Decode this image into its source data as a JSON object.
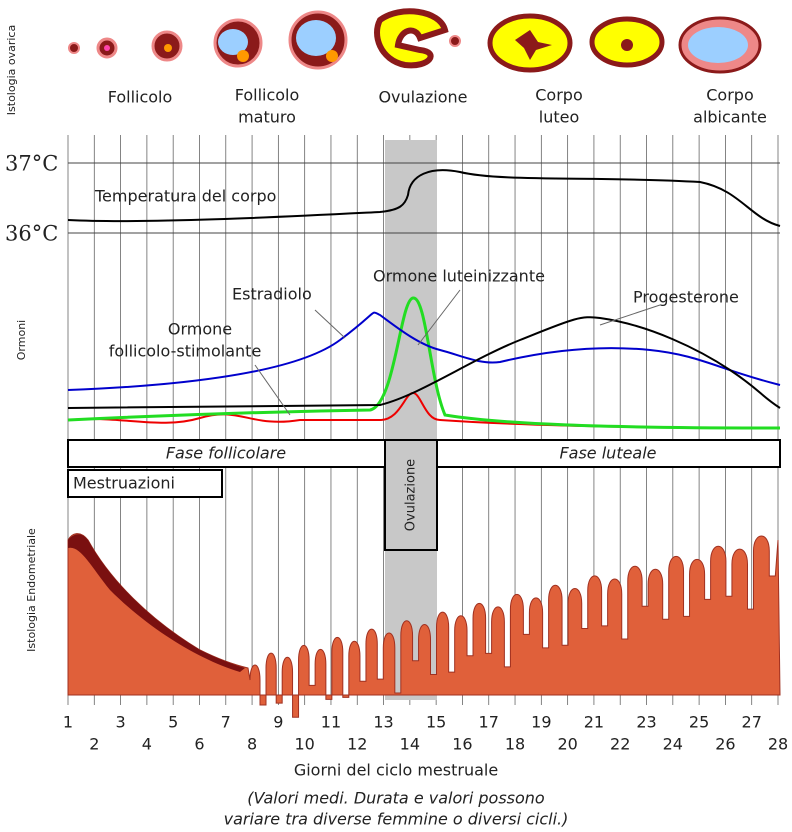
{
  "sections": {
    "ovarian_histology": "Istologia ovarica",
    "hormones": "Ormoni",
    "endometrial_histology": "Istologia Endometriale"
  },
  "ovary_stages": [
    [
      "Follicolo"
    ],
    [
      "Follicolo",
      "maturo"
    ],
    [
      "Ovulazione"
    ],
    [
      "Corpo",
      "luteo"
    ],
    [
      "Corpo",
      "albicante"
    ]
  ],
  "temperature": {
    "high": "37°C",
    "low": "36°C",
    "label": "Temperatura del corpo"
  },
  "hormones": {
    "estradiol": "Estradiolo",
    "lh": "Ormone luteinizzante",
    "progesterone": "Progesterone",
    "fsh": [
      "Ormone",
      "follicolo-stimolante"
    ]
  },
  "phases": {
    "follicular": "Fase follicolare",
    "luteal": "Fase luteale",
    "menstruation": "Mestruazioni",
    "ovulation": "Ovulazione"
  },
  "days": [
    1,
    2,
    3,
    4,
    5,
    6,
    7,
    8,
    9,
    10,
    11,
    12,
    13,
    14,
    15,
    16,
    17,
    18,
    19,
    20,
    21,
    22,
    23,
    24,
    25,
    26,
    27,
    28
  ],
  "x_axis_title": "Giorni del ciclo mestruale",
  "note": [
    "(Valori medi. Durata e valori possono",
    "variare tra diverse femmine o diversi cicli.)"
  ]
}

* * *

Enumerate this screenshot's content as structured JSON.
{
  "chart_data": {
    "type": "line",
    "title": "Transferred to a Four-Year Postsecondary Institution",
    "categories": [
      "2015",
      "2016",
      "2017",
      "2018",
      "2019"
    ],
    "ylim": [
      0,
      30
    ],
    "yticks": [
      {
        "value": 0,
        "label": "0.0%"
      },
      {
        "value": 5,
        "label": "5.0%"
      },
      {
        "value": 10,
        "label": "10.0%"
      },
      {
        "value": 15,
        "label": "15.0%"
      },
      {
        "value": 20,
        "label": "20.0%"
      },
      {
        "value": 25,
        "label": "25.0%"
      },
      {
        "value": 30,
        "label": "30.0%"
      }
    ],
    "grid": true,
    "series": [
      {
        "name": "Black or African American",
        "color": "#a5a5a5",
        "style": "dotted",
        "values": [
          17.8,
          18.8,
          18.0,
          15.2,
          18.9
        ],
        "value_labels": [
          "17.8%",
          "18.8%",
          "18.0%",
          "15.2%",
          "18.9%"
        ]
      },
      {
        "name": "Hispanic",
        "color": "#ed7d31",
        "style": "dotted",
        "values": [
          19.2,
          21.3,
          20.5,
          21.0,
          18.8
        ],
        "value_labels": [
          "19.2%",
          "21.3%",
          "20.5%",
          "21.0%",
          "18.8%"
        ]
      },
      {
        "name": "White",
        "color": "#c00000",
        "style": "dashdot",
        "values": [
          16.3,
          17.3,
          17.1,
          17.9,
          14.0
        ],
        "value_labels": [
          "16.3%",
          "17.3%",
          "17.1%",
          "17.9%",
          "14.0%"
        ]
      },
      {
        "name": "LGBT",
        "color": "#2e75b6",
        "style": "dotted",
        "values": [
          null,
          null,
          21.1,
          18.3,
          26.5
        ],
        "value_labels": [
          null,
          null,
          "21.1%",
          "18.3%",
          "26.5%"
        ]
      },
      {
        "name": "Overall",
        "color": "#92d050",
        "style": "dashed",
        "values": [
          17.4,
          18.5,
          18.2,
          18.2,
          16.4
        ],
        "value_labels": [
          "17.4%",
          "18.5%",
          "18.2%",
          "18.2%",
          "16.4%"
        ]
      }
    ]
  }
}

■ **Problem**: Count every line in the data that contains the word "Istologia", then give that count and nothing else.

■ **Full answer**: 2